**Provided material:**
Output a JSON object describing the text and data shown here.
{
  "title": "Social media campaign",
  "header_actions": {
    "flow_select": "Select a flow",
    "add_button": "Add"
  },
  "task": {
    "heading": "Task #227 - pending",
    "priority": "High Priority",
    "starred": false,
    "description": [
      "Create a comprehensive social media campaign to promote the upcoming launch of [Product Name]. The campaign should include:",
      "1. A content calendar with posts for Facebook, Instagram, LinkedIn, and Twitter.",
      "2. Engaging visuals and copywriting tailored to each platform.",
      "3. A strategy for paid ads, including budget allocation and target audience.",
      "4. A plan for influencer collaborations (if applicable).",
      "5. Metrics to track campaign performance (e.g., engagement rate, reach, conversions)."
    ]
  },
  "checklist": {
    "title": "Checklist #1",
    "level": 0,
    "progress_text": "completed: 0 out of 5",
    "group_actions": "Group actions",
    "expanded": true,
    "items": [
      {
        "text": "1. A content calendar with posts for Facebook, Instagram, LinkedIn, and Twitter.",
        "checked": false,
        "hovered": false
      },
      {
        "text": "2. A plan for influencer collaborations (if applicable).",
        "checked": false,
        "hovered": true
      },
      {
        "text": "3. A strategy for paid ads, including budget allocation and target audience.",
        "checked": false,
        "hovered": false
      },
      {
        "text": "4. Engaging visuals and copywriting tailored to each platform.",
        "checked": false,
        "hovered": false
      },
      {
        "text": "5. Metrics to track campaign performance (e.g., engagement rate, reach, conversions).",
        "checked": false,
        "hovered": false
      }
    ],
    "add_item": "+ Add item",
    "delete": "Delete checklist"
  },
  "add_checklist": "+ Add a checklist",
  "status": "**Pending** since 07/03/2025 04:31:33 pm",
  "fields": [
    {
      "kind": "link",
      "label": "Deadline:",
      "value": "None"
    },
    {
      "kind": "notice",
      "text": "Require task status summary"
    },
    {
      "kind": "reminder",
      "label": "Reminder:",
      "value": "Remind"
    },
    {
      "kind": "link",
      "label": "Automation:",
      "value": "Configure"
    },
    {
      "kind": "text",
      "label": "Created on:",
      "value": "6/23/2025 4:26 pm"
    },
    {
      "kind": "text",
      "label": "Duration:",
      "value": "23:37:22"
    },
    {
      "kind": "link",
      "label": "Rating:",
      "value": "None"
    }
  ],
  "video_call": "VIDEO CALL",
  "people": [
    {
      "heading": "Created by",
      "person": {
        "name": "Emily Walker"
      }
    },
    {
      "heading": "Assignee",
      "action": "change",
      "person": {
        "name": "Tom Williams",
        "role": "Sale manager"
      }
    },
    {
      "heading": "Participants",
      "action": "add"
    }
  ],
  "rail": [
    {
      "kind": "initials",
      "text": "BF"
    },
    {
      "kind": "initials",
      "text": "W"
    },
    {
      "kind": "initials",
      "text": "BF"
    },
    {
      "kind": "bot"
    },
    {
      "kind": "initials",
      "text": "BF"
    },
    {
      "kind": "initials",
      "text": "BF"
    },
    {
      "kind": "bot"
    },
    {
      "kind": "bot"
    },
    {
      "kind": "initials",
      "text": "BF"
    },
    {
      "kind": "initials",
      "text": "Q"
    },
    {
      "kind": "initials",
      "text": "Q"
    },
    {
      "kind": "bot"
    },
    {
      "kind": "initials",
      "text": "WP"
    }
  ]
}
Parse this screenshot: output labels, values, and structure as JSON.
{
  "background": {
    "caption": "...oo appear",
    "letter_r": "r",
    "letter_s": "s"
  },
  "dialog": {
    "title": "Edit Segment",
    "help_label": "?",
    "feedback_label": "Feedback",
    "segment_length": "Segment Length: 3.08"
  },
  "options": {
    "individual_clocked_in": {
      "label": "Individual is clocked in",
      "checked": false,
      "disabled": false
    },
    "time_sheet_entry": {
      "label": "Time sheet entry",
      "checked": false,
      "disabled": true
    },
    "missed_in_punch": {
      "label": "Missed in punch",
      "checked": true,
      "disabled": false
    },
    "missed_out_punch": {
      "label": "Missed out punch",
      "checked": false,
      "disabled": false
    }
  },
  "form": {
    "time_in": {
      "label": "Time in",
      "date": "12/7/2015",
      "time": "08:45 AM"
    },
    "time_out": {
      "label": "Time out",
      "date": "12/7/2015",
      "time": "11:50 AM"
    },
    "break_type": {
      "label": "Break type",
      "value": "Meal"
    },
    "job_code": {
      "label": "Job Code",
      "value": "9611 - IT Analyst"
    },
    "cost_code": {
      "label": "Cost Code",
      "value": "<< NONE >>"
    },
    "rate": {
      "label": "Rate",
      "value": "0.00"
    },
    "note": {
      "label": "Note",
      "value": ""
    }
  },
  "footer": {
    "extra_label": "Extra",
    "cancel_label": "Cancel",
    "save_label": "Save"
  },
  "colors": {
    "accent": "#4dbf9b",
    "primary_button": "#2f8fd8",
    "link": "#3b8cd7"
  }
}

**Aim:** Using the listing above, show every line that includes the string "applicable".

**Output for this task:**
      "4. A plan for influencer collaborations (if applicable).",
        "text": "2. A plan for influencer collaborations (if applicable).",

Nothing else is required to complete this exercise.